** Goal **
Each line of the material must be returned exactly.

** Data for this exercise **
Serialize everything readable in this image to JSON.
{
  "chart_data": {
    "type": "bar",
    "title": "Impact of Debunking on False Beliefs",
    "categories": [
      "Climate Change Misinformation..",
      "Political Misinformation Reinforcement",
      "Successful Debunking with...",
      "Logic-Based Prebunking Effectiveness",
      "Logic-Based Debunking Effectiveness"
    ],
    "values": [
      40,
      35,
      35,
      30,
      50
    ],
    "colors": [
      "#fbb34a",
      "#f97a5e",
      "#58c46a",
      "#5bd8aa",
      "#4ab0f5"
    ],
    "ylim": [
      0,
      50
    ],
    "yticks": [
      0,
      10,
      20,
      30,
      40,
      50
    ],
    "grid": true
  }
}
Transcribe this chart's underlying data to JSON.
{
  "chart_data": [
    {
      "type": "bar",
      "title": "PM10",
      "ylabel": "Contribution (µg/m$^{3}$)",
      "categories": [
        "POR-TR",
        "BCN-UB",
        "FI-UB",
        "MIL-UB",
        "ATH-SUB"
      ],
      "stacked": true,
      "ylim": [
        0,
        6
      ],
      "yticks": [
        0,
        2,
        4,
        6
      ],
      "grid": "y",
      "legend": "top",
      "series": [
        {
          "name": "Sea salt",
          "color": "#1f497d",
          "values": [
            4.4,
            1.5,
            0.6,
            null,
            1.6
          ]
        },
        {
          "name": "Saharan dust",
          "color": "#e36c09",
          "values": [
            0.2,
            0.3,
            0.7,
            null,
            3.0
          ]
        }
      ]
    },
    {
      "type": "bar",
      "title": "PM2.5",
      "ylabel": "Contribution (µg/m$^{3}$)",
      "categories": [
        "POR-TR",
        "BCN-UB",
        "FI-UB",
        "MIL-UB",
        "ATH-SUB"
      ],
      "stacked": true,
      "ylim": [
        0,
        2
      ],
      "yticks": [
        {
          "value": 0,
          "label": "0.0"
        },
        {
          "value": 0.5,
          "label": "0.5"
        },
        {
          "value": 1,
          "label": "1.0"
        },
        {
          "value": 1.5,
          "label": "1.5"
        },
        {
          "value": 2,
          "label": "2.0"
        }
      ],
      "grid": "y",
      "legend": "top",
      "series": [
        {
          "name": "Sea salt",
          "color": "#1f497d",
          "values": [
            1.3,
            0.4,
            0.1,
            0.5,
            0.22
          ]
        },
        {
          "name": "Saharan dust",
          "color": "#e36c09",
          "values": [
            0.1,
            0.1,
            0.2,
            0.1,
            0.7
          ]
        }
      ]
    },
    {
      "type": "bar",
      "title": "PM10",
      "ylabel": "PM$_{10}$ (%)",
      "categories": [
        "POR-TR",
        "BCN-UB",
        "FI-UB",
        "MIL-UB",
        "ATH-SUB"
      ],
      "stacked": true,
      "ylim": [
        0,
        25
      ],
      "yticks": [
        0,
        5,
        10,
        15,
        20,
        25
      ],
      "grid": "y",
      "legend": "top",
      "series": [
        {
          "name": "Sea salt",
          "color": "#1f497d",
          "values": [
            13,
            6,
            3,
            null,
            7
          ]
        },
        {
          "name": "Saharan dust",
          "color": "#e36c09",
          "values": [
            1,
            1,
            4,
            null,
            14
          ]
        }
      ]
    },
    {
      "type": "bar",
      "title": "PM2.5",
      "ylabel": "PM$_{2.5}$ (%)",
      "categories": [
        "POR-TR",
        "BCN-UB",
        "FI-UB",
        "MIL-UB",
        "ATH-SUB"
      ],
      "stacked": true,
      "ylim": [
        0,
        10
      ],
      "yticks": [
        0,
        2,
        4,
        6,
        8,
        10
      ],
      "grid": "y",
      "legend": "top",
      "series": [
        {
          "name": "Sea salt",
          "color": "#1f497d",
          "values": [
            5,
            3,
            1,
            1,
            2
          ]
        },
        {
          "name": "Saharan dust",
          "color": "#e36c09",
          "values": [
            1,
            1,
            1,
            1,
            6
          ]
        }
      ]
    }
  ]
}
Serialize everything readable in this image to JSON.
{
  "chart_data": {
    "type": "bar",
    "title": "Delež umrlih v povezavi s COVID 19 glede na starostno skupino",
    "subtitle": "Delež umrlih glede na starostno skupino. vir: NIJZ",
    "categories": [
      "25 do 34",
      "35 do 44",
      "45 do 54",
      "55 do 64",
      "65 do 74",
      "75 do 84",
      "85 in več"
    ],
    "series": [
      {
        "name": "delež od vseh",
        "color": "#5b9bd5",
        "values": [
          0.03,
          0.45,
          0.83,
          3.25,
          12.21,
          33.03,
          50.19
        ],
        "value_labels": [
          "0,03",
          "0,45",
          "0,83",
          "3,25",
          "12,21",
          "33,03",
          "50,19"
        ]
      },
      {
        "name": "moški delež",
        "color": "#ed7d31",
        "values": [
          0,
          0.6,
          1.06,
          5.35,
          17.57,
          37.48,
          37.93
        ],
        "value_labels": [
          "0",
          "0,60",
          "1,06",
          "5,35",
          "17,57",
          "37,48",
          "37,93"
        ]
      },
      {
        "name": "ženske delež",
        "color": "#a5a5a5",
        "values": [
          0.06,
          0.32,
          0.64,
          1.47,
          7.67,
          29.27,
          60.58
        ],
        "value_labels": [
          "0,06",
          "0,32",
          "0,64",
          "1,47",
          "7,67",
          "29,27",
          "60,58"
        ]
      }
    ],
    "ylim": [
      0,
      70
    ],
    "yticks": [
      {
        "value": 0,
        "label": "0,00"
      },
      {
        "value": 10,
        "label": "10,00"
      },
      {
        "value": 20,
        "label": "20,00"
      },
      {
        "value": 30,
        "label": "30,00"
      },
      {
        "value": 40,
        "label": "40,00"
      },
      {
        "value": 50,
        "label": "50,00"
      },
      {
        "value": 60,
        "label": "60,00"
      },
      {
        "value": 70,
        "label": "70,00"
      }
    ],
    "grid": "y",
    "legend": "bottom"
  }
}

** Output of the task **
Serialize everything readable in this image to JSON.
{
  "chart_data": {
    "type": "bar",
    "title": "Impact of Debunking on False Beliefs",
    "categories": [
      "Climate Change Misinformation..",
      "Political Misinformation Reinforcement",
      "Successful Debunking with...",
      "Logic-Based Prebunking Effectiveness",
      "Logic-Based Debunking Effectiveness"
    ],
    "values": [
      40,
      35,
      35,
      30,
      50
    ],
    "colors": [
      "#fbb34a",
      "#f97a5e",
      "#58c46a",
      "#5bd8aa",
      "#4ab0f5"
    ],
    "ylim": [
      0,
      50
    ],
    "yticks": [
      0,
      10,
      20,
      30,
      40,
      50
    ],
    "grid": true
  }
}
Transcribe this chart's underlying data to JSON.
{
  "chart_data": [
    {
      "type": "bar",
      "title": "PM10",
      "ylabel": "Contribution (µg/m$^{3}$)",
      "categories": [
        "POR-TR",
        "BCN-UB",
        "FI-UB",
        "MIL-UB",
        "ATH-SUB"
      ],
      "stacked": true,
      "ylim": [
        0,
        6
      ],
      "yticks": [
        0,
        2,
        4,
        6
      ],
      "grid": "y",
      "legend": "top",
      "series": [
        {
          "name": "Sea salt",
          "color": "#1f497d",
          "values": [
            4.4,
            1.5,
            0.6,
            null,
            1.6
          ]
        },
        {
          "name": "Saharan dust",
          "color": "#e36c09",
          "values": [
            0.2,
            0.3,
            0.7,
            null,
            3.0
          ]
        }
      ]
    },
    {
      "type": "bar",
      "title": "PM2.5",
      "ylabel": "Contribution (µg/m$^{3}$)",
      "categories": [
        "POR-TR",
        "BCN-UB",
        "FI-UB",
        "MIL-UB",
        "ATH-SUB"
      ],
      "stacked": true,
      "ylim": [
        0,
        2
      ],
      "yticks": [
        {
          "value": 0,
          "label": "0.0"
        },
        {
          "value": 0.5,
          "label": "0.5"
        },
        {
          "value": 1,
          "label": "1.0"
        },
        {
          "value": 1.5,
          "label": "1.5"
        },
        {
          "value": 2,
          "label": "2.0"
        }
      ],
      "grid": "y",
      "legend": "top",
      "series": [
        {
          "name": "Sea salt",
          "color": "#1f497d",
          "values": [
            1.3,
            0.4,
            0.1,
            0.5,
            0.22
          ]
        },
        {
          "name": "Saharan dust",
          "color": "#e36c09",
          "values": [
            0.1,
            0.1,
            0.2,
            0.1,
            0.7
          ]
        }
      ]
    },
    {
      "type": "bar",
      "title": "PM10",
      "ylabel": "PM$_{10}$ (%)",
      "categories": [
        "POR-TR",
        "BCN-UB",
        "FI-UB",
        "MIL-UB",
        "ATH-SUB"
      ],
      "stacked": true,
      "ylim": [
        0,
        25
      ],
      "yticks": [
        0,
        5,
        10,
        15,
        20,
        25
      ],
      "grid": "y",
      "legend": "top",
      "series": [
        {
          "name": "Sea salt",
          "color": "#1f497d",
          "values": [
            13,
            6,
            3,
            null,
            7
          ]
        },
        {
          "name": "Saharan dust",
          "color": "#e36c09",
          "values": [
            1,
            1,
            4,
            null,
            14
          ]
        }
      ]
    },
    {
      "type": "bar",
      "title": "PM2.5",
      "ylabel": "PM$_{2.5}$ (%)",
      "categories": [
        "POR-TR",
        "BCN-UB",
        "FI-UB",
        "MIL-UB",
        "ATH-SUB"
      ],
      "stacked": true,
      "ylim": [
        0,
        10
      ],
      "yticks": [
        0,
        2,
        4,
        6,
        8,
        10
      ],
      "grid": "y",
      "legend": "top",
      "series": [
        {
          "name": "Sea salt",
          "color": "#1f497d",
          "values": [
            5,
            3,
            1,
            1,
            2
          ]
        },
        {
          "name": "Saharan dust",
          "color": "#e36c09",
          "values": [
            1,
            1,
            1,
            1,
            6
          ]
        }
      ]
    }
  ]
}
Serialize everything readable in this image to JSON.
{
  "chart_data": {
    "type": "bar",
    "title": "Delež umrlih v povezavi s COVID 19 glede na starostno skupino",
    "subtitle": "Delež umrlih glede na starostno skupino. vir: NIJZ",
    "categories": [
      "25 do 34",
      "35 do 44",
      "45 do 54",
      "55 do 64",
      "65 do 74",
      "75 do 84",
      "85 in več"
    ],
    "series": [
      {
        "name": "delež od vseh",
        "color": "#5b9bd5",
        "values": [
          0.03,
          0.45,
          0.83,
          3.25,
          12.21,
          33.03,
          50.19
        ],
        "value_labels": [
          "0,03",
          "0,45",
          "0,83",
          "3,25",
          "12,21",
          "33,03",
          "50,19"
        ]
      },
      {
        "name": "moški delež",
        "color": "#ed7d31",
        "values": [
          0,
          0.6,
          1.06,
          5.35,
          17.57,
          37.48,
          37.93
        ],
        "value_labels": [
          "0",
          "0,60",
          "1,06",
          "5,35",
          "17,57",
          "37,48",
          "37,93"
        ]
      },
      {
        "name": "ženske delež",
        "color": "#a5a5a5",
        "values": [
          0.06,
          0.32,
          0.64,
          1.47,
          7.67,
          29.27,
          60.58
        ],
        "value_labels": [
          "0,06",
          "0,32",
          "0,64",
          "1,47",
          "7,67",
          "29,27",
          "60,58"
        ]
      }
    ],
    "ylim": [
      0,
      70
    ],
    "yticks": [
      {
        "value": 0,
        "label": "0,00"
      },
      {
        "value": 10,
        "label": "10,00"
      },
      {
        "value": 20,
        "label": "20,00"
      },
      {
        "value": 30,
        "label": "30,00"
      },
      {
        "value": 40,
        "label": "40,00"
      },
      {
        "value": 50,
        "label": "50,00"
      },
      {
        "value": 60,
        "label": "60,00"
      },
      {
        "value": 70,
        "label": "70,00"
      }
    ],
    "grid": "y",
    "legend": "bottom"
  }
}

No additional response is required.